[Task to carry out]: Read the records and write them out again exactly.

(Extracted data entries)

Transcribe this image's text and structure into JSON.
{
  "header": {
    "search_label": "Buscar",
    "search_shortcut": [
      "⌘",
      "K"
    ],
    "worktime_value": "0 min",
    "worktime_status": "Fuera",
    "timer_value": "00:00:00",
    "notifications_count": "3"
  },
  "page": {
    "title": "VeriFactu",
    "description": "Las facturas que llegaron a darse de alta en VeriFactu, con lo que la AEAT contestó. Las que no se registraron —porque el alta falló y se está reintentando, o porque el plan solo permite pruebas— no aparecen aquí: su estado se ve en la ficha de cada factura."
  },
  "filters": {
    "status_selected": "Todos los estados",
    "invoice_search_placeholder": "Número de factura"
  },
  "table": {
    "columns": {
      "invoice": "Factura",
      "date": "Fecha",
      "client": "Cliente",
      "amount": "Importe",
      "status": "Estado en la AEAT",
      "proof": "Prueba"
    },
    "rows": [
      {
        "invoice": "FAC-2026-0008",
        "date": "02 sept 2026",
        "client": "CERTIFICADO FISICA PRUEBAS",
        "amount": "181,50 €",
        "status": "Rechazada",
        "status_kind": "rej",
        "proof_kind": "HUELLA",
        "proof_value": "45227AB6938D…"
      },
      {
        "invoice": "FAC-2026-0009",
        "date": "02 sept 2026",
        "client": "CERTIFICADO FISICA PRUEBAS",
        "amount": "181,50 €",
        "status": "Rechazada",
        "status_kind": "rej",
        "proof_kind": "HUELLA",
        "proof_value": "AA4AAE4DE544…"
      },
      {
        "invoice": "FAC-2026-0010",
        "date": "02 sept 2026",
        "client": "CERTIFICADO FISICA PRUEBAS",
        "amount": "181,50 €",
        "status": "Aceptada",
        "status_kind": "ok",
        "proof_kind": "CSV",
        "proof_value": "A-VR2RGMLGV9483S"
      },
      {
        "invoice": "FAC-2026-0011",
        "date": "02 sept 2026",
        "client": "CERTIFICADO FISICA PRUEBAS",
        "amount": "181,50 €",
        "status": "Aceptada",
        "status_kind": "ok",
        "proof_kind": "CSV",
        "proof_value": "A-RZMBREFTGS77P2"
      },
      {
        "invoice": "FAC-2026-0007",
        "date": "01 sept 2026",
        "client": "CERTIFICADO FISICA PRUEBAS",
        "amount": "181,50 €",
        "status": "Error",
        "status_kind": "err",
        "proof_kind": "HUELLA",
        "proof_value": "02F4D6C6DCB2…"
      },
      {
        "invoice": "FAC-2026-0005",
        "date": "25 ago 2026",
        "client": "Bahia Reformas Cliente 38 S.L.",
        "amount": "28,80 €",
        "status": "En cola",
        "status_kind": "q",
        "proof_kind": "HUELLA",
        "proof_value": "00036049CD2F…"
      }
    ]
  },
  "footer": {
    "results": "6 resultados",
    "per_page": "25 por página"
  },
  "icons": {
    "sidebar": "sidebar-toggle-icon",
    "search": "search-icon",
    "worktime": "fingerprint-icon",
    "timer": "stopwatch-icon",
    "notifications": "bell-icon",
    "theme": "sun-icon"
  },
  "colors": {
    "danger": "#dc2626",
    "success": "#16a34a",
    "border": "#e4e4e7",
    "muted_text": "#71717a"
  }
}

[Task output]:
Transcribe this image's text and structure into JSON.
{
  "header": {
    "search_label": "Buscar",
    "search_shortcut": [
      "⌘",
      "K"
    ],
    "worktime_value": "0 min",
    "worktime_status": "Fuera",
    "timer_value": "00:00:00",
    "notifications_count": "3"
  },
  "page": {
    "title": "VeriFactu",
    "description": "Las facturas que llegaron a darse de alta en VeriFactu, con lo que la AEAT contestó. Las que no se registraron —porque el alta falló y se está reintentando, o porque el plan solo permite pruebas— no aparecen aquí: su estado se ve en la ficha de cada factura."
  },
  "filters": {
    "status_selected": "Todos los estados",
    "invoice_search_placeholder": "Número de factura"
  },
  "table": {
    "columns": {
      "invoice": "Factura",
      "date": "Fecha",
      "client": "Cliente",
      "amount": "Importe",
      "status": "Estado en la AEAT",
      "proof": "Prueba"
    },
    "rows": [
      {
        "invoice": "FAC-2026-0008",
        "date": "02 sept 2026",
        "client": "CERTIFICADO FISICA PRUEBAS",
        "amount": "181,50 €",
        "status": "Rechazada",
        "status_kind": "rej",
        "proof_kind": "HUELLA",
        "proof_value": "45227AB6938D…"
      },
      {
        "invoice": "FAC-2026-0009",
        "date": "02 sept 2026",
        "client": "CERTIFICADO FISICA PRUEBAS",
        "amount": "181,50 €",
        "status": "Rechazada",
        "status_kind": "rej",
        "proof_kind": "HUELLA",
        "proof_value": "AA4AAE4DE544…"
      },
      {
        "invoice": "FAC-2026-0010",
        "date": "02 sept 2026",
        "client": "CERTIFICADO FISICA PRUEBAS",
        "amount": "181,50 €",
        "status": "Aceptada",
        "status_kind": "ok",
        "proof_kind": "CSV",
        "proof_value": "A-VR2RGMLGV9483S"
      },
      {
        "invoice": "FAC-2026-0011",
        "date": "02 sept 2026",
        "client": "CERTIFICADO FISICA PRUEBAS",
        "amount": "181,50 €",
        "status": "Aceptada",
        "status_kind": "ok",
        "proof_kind": "CSV",
        "proof_value": "A-RZMBREFTGS77P2"
      },
      {
        "invoice": "FAC-2026-0007",
        "date": "01 sept 2026",
        "client": "CERTIFICADO FISICA PRUEBAS",
        "amount": "181,50 €",
        "status": "Error",
        "status_kind": "err",
        "proof_kind": "HUELLA",
        "proof_value": "02F4D6C6DCB2…"
      },
      {
        "invoice": "FAC-2026-0005",
        "date": "25 ago 2026",
        "client": "Bahia Reformas Cliente 38 S.L.",
        "amount": "28,80 €",
        "status": "En cola",
        "status_kind": "q",
        "proof_kind": "HUELLA",
        "proof_value": "00036049CD2F…"
      }
    ]
  },
  "footer": {
    "results": "6 resultados",
    "per_page": "25 por página"
  },
  "icons": {
    "sidebar": "sidebar-toggle-icon",
    "search": "search-icon",
    "worktime": "fingerprint-icon",
    "timer": "stopwatch-icon",
    "notifications": "bell-icon",
    "theme": "sun-icon"
  },
  "colors": {
    "danger": "#dc2626",
    "success": "#16a34a",
    "border": "#e4e4e7",
    "muted_text": "#71717a"
  }
}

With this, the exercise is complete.